> _YOUR INSTRUCTIONS_
Write out all records as given; omit images.

Records excerpted from a collection
=-=-=

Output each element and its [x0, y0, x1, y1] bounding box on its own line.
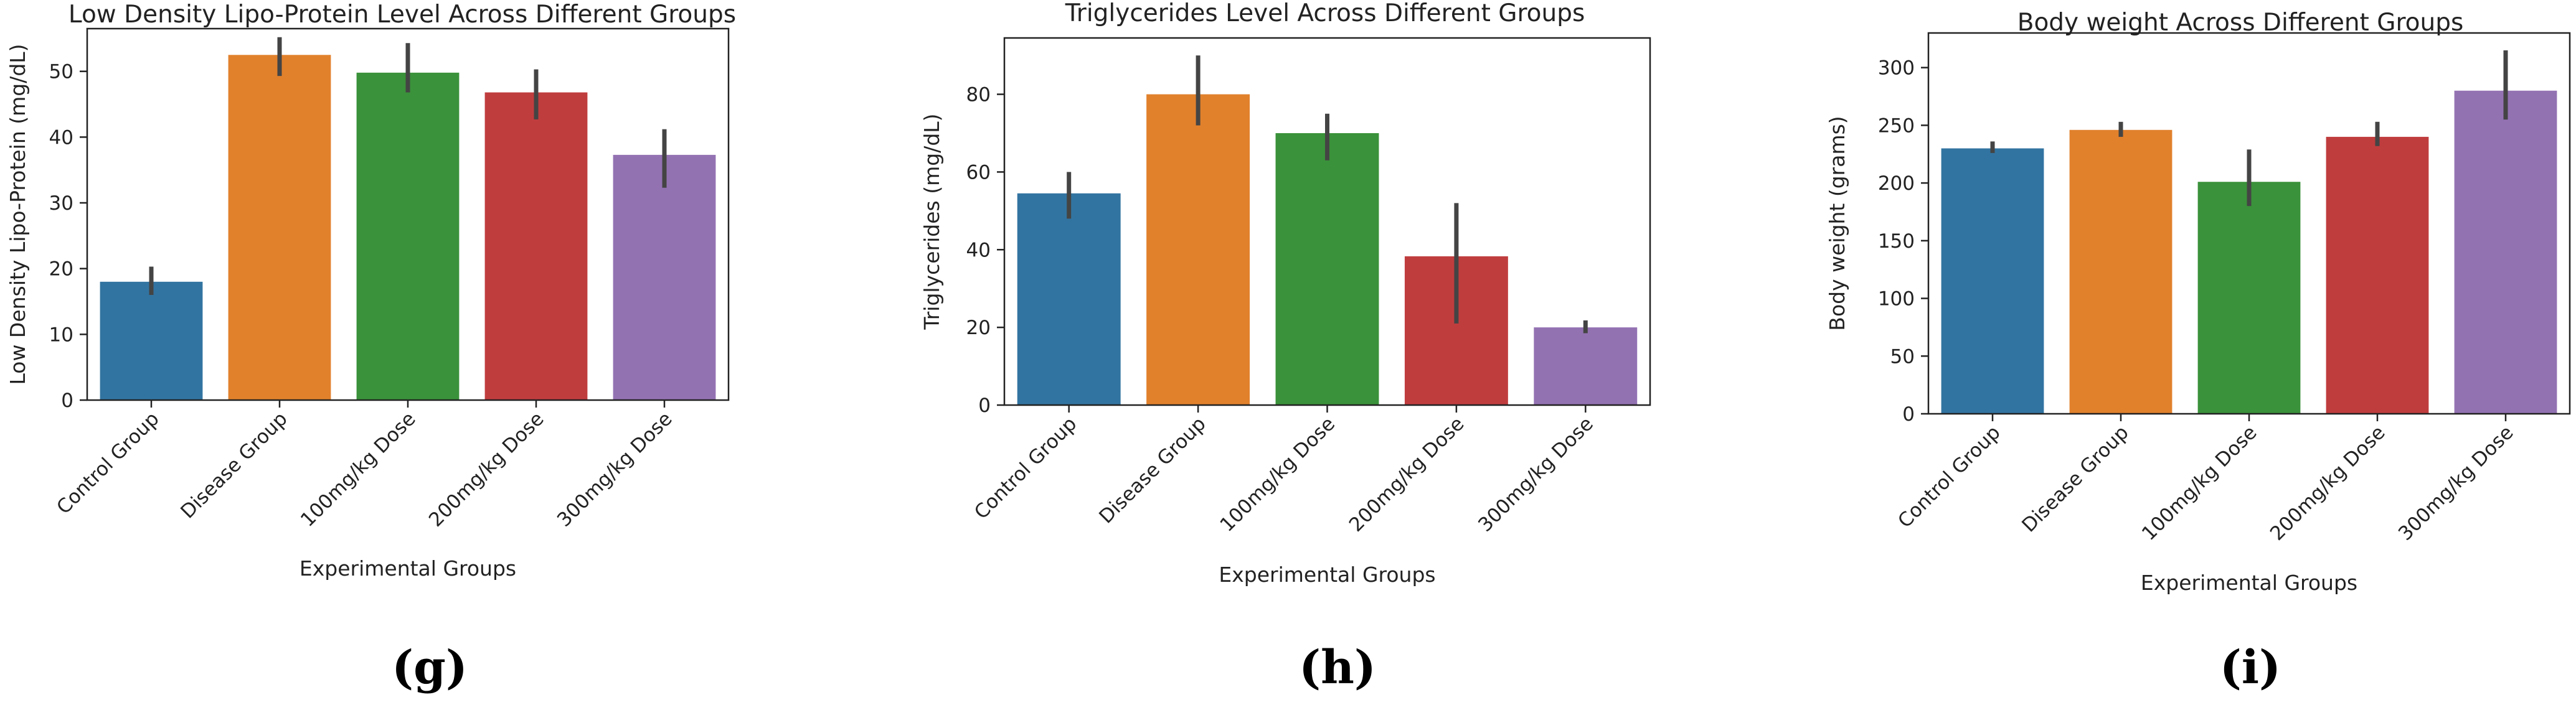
- bar-100mg-kg-dose: [1275, 133, 1379, 406]
- x-tick-label: Control Group: [970, 413, 1081, 523]
- y-tick-label: 50: [49, 61, 73, 83]
- bar-200mg-kg-dose: [484, 92, 588, 400]
- bar-300mg-kg-dose: [1534, 327, 1638, 405]
- y-tick-label: 100: [1878, 288, 1915, 310]
- y-tick-label: 30: [49, 192, 73, 215]
- y-tick-label: 150: [1878, 230, 1915, 253]
- y-tick-label: 200: [1878, 172, 1915, 195]
- y-tick-label: 0: [61, 390, 73, 412]
- x-tick-label: Control Group: [52, 408, 163, 518]
- chart-title: Triglycerides Level Across Different Gro…: [1065, 0, 1585, 27]
- y-axis-label: Triglycerides (mg/dL): [920, 113, 944, 330]
- y-tick-label: 0: [978, 395, 991, 417]
- y-tick-label: 20: [49, 258, 73, 281]
- y-tick-label: 20: [966, 317, 991, 339]
- x-axis-label: Experimental Groups: [1219, 563, 1435, 587]
- x-tick-label: 300mg/kg Dose: [2394, 421, 2518, 545]
- panel-label: (i): [2220, 641, 2281, 694]
- y-tick-label: 0: [1902, 403, 1915, 426]
- chart-panel-2: 0 20 40 60 80 Control Group Disease Group 100mg…: [920, 0, 1651, 694]
- y-tick-label: 60: [966, 161, 991, 184]
- chart-panel-1: 0 10 20 30 40 50 Control Group Disease Group 100…: [6, 1, 736, 694]
- bar-disease-group: [228, 55, 331, 400]
- y-axis-label: Body weight (grams): [1825, 116, 1849, 330]
- chart-panel-3: 0 50 100 150 200 250 300 Control Group Disease G…: [1825, 9, 2571, 694]
- bar-control-group: [1941, 148, 2044, 414]
- bar-disease-group: [1146, 94, 1250, 405]
- y-tick-label: 250: [1878, 114, 1915, 137]
- x-tick-label: 300mg/kg Dose: [553, 408, 677, 531]
- y-tick-label: 80: [966, 84, 991, 106]
- y-axis-label: Low Density Lipo-Protein (mg/dL): [6, 44, 30, 385]
- y-tick-label: 40: [966, 239, 991, 261]
- x-tick-label: 200mg/kg Dose: [2266, 421, 2390, 545]
- x-tick-label: 100mg/kg Dose: [296, 408, 420, 531]
- bar-300mg-kg-dose: [2454, 90, 2557, 414]
- y-tick-label: 300: [1878, 57, 1915, 80]
- chart-title: Body weight Across Different Groups: [2017, 9, 2464, 37]
- x-axis-label: Experimental Groups: [2141, 571, 2357, 595]
- x-tick-label: Control Group: [1894, 421, 2004, 532]
- bar-100mg-kg-dose: [2197, 182, 2301, 414]
- y-tick-label: 50: [1890, 345, 1915, 368]
- x-tick-label: Disease Group: [176, 408, 291, 523]
- bar-disease-group: [2069, 129, 2173, 414]
- x-tick-label: 100mg/kg Dose: [1215, 413, 1339, 536]
- bar-300mg-kg-dose: [613, 154, 716, 400]
- x-tick-label: Disease Group: [2017, 421, 2133, 536]
- x-tick-label: 200mg/kg Dose: [425, 408, 549, 531]
- x-tick-label: 300mg/kg Dose: [1474, 413, 1598, 536]
- chart-title: Low Density Lipo-Protein Level Across Di…: [68, 1, 736, 29]
- bar-100mg-kg-dose: [356, 72, 460, 401]
- y-tick-label: 10: [49, 324, 73, 346]
- x-tick-label: 200mg/kg Dose: [1345, 413, 1469, 536]
- x-tick-label: Disease Group: [1095, 413, 1210, 528]
- bar-control-group: [1017, 193, 1121, 405]
- x-axis-label: Experimental Groups: [300, 556, 516, 581]
- bar-control-group: [100, 281, 203, 400]
- y-tick-label: 40: [49, 126, 73, 149]
- bar-200mg-kg-dose: [2326, 136, 2429, 414]
- panel-label: (h): [1299, 641, 1376, 694]
- x-tick-label: 100mg/kg Dose: [2138, 421, 2262, 545]
- panel-label: (g): [392, 641, 468, 694]
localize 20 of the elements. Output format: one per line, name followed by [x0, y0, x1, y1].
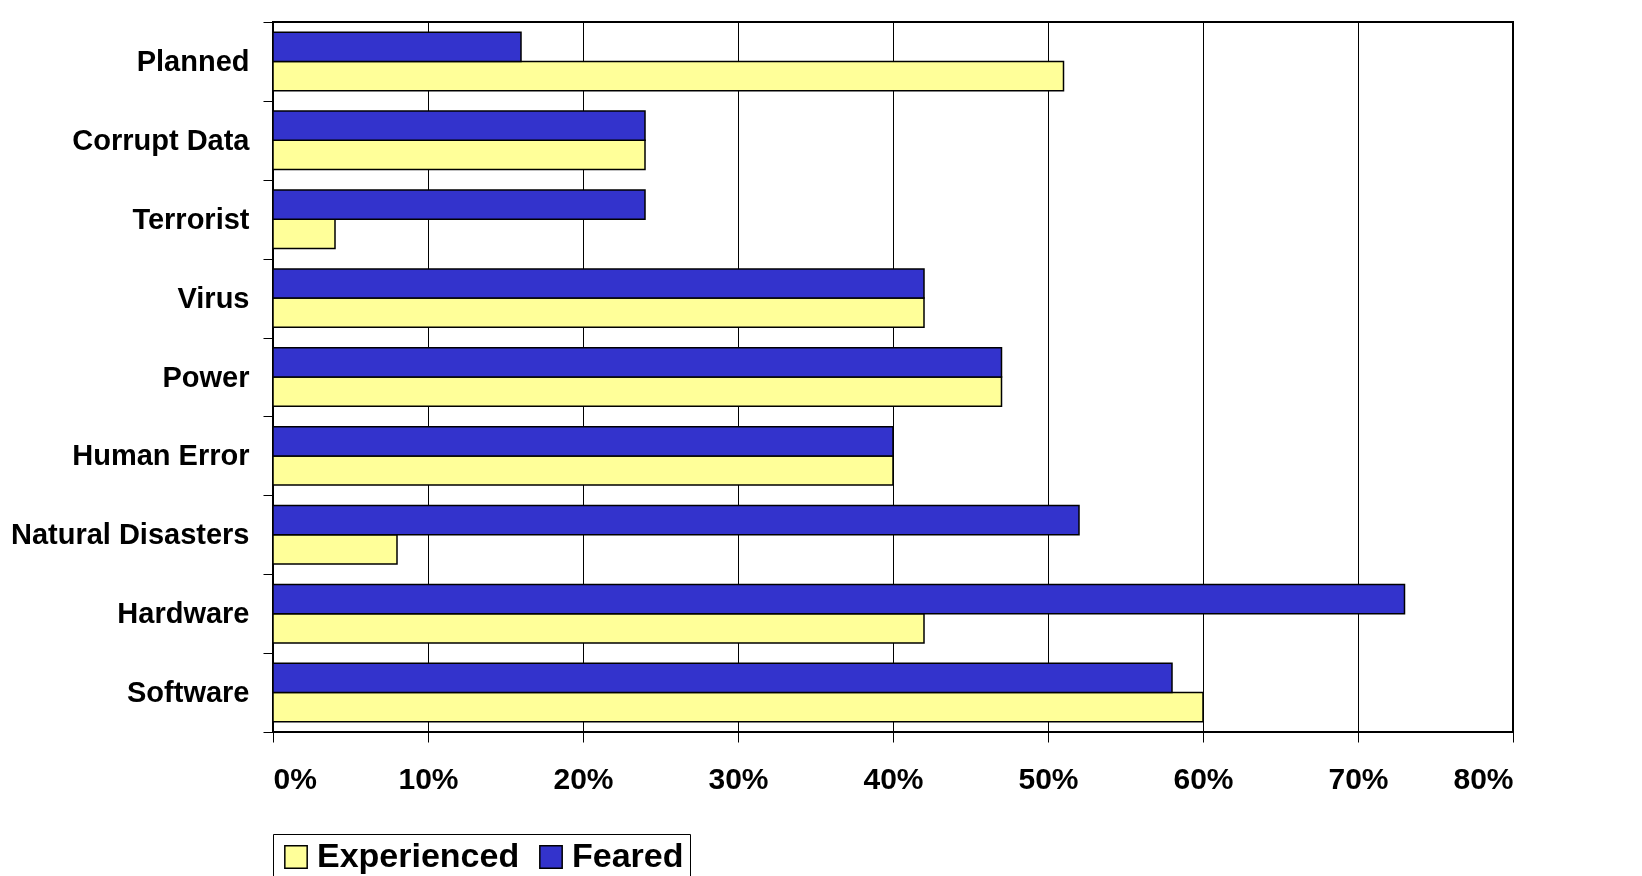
legend-label: Experienced: [317, 836, 520, 874]
y-tick-label: Natural Disasters: [10, 518, 250, 551]
y-tick-label: Hardware: [117, 597, 250, 630]
legend-label: Feared: [572, 836, 684, 874]
y-tick-label: Software: [127, 676, 250, 709]
y-tick-label: Power: [162, 360, 250, 393]
y-tick-label: Virus: [177, 281, 250, 314]
x-tick-label: 0%: [273, 761, 317, 795]
y-tick-label: Terrorist: [132, 202, 250, 235]
y-tick-label: Human Error: [72, 439, 250, 472]
x-tick-label: 60%: [1173, 761, 1234, 795]
x-tick-label: 80%: [1453, 761, 1514, 795]
x-tick-label: 20%: [553, 761, 614, 795]
x-tick-label: 70%: [1328, 761, 1389, 795]
x-tick-label: 10%: [398, 761, 459, 795]
y-tick-label: Planned: [136, 44, 250, 77]
x-tick-label: 40%: [863, 761, 924, 795]
x-tick-label: 30%: [708, 761, 769, 795]
x-tick-label: 50%: [1018, 761, 1079, 795]
y-tick-label: Corrupt Data: [72, 123, 251, 156]
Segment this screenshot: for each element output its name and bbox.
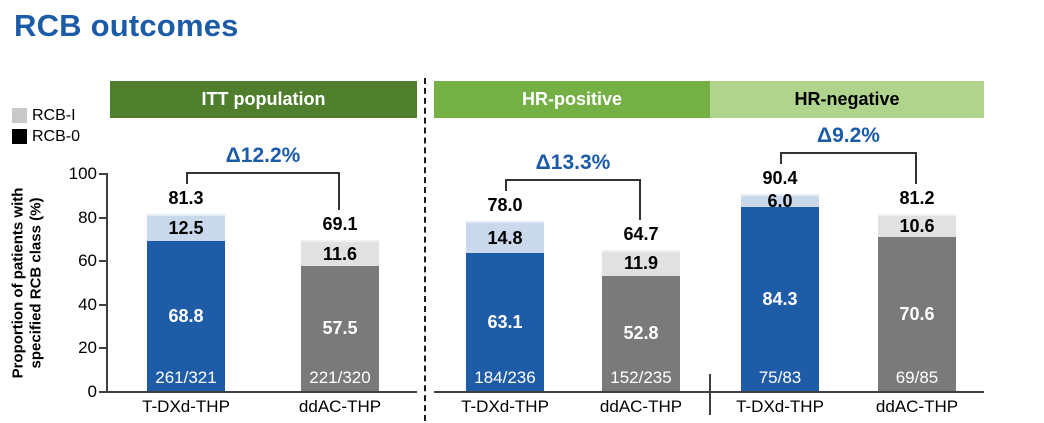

=-=-=

> _ANSWER_
Output each element and its [x0, y0, x1, y1] bounding box on its own line.
- bar-100mg-kg-dose: [1275, 133, 1379, 406]
- x-tick-label: Control Group: [970, 413, 1081, 523]
- y-tick-label: 50: [49, 61, 73, 83]
- bar-200mg-kg-dose: [484, 92, 588, 400]
- bar-300mg-kg-dose: [1534, 327, 1638, 405]
- y-tick-label: 100: [1878, 288, 1915, 310]
- y-tick-label: 30: [49, 192, 73, 215]
- y-tick-label: 150: [1878, 230, 1915, 253]
- y-tick-label: 200: [1878, 172, 1915, 195]
- y-tick-label: 0: [61, 390, 73, 412]
- x-tick-label: Control Group: [52, 408, 163, 518]
- chart-title: Triglycerides Level Across Different Gro…: [1065, 0, 1585, 27]
- y-axis-label: Triglycerides (mg/dL): [920, 113, 944, 330]
- y-tick-label: 0: [978, 395, 991, 417]
- y-tick-label: 20: [49, 258, 73, 281]
- y-tick-label: 20: [966, 317, 991, 339]
- x-axis-label: Experimental Groups: [1219, 563, 1435, 587]
- x-tick-label: 300mg/kg Dose: [2394, 421, 2518, 545]
- panel-label: (i): [2220, 641, 2281, 694]
- y-tick-label: 0: [1902, 403, 1915, 426]
- chart-panel-2: 0 20 40 60 80 Control Group Disease Group 100mg…: [920, 0, 1651, 694]
- y-tick-label: 60: [966, 161, 991, 184]
- chart-panel-1: 0 10 20 30 40 50 Control Group Disease Group 100…: [6, 1, 736, 694]
- bar-disease-group: [228, 55, 331, 400]
- y-axis-label: Body weight (grams): [1825, 116, 1849, 330]
- chart-panel-3: 0 50 100 150 200 250 300 Control Group Disease G…: [1825, 9, 2571, 694]
- bar-control-group: [1941, 148, 2044, 414]
- bar-disease-group: [1146, 94, 1250, 405]
- y-tick-label: 250: [1878, 114, 1915, 137]
- x-tick-label: 300mg/kg Dose: [553, 408, 677, 531]
- y-tick-label: 80: [966, 84, 991, 106]
- y-axis-label: Low Density Lipo-Protein (mg/dL): [6, 44, 30, 385]
- y-tick-label: 40: [966, 239, 991, 261]
- x-tick-label: 200mg/kg Dose: [2266, 421, 2390, 545]
- x-tick-label: 100mg/kg Dose: [296, 408, 420, 531]
- bar-300mg-kg-dose: [2454, 90, 2557, 414]
- y-tick-label: 300: [1878, 57, 1915, 80]
- chart-title: Body weight Across Different Groups: [2017, 9, 2464, 37]
- x-axis-label: Experimental Groups: [2141, 571, 2357, 595]
- x-tick-label: Control Group: [1894, 421, 2004, 532]
- bar-100mg-kg-dose: [2197, 182, 2301, 414]
- y-tick-label: 50: [1890, 345, 1915, 368]
- x-tick-label: Disease Group: [176, 408, 291, 523]
- bar-disease-group: [2069, 129, 2173, 414]
- x-tick-label: 100mg/kg Dose: [1215, 413, 1339, 536]
- bar-300mg-kg-dose: [613, 154, 716, 400]
- x-tick-label: Disease Group: [2017, 421, 2133, 536]
- x-tick-label: 200mg/kg Dose: [425, 408, 549, 531]
- x-tick-label: 300mg/kg Dose: [1474, 413, 1598, 536]
- chart-title: Low Density Lipo-Protein Level Across Di…: [68, 1, 736, 29]
- bar-100mg-kg-dose: [356, 72, 460, 401]
- y-tick-label: 10: [49, 324, 73, 346]
- x-tick-label: 200mg/kg Dose: [1345, 413, 1469, 536]
- x-tick-label: Disease Group: [1095, 413, 1210, 528]
- bar-control-group: [1017, 193, 1121, 405]
- x-axis-label: Experimental Groups: [300, 556, 516, 581]
- bar-control-group: [100, 281, 203, 400]
- y-tick-label: 40: [49, 126, 73, 149]
- bar-200mg-kg-dose: [2326, 136, 2429, 414]
- panel-label: (h): [1299, 641, 1376, 694]
- x-tick-label: 100mg/kg Dose: [2138, 421, 2262, 545]
- panel-label: (g): [392, 641, 468, 694]
localize 20 of the elements. Output format: one per line, name followed by [x0, y0, x1, y1].
legend-label: Experienced: [317, 836, 520, 874]
y-tick-label: Natural Disasters: [10, 518, 250, 551]
y-tick-label: Hardware: [117, 597, 250, 630]
legend-label: Feared: [572, 836, 684, 874]
y-tick-label: Software: [127, 676, 250, 709]
y-tick-label: Power: [162, 360, 250, 393]
y-tick-label: Virus: [177, 281, 250, 314]
x-tick-label: 0%: [273, 761, 317, 795]
y-tick-label: Terrorist: [132, 202, 250, 235]
y-tick-label: Human Error: [72, 439, 250, 472]
x-tick-label: 60%: [1173, 761, 1234, 795]
x-tick-label: 80%: [1453, 761, 1514, 795]
x-tick-label: 20%: [553, 761, 614, 795]
x-tick-label: 70%: [1328, 761, 1389, 795]
x-tick-label: 10%: [398, 761, 459, 795]
y-tick-label: Planned: [136, 44, 250, 77]
x-tick-label: 40%: [863, 761, 924, 795]
x-tick-label: 30%: [708, 761, 769, 795]
x-tick-label: 50%: [1018, 761, 1079, 795]
y-tick-label: Corrupt Data: [72, 123, 251, 156]
Segment this screenshot: for each element output its name and bbox.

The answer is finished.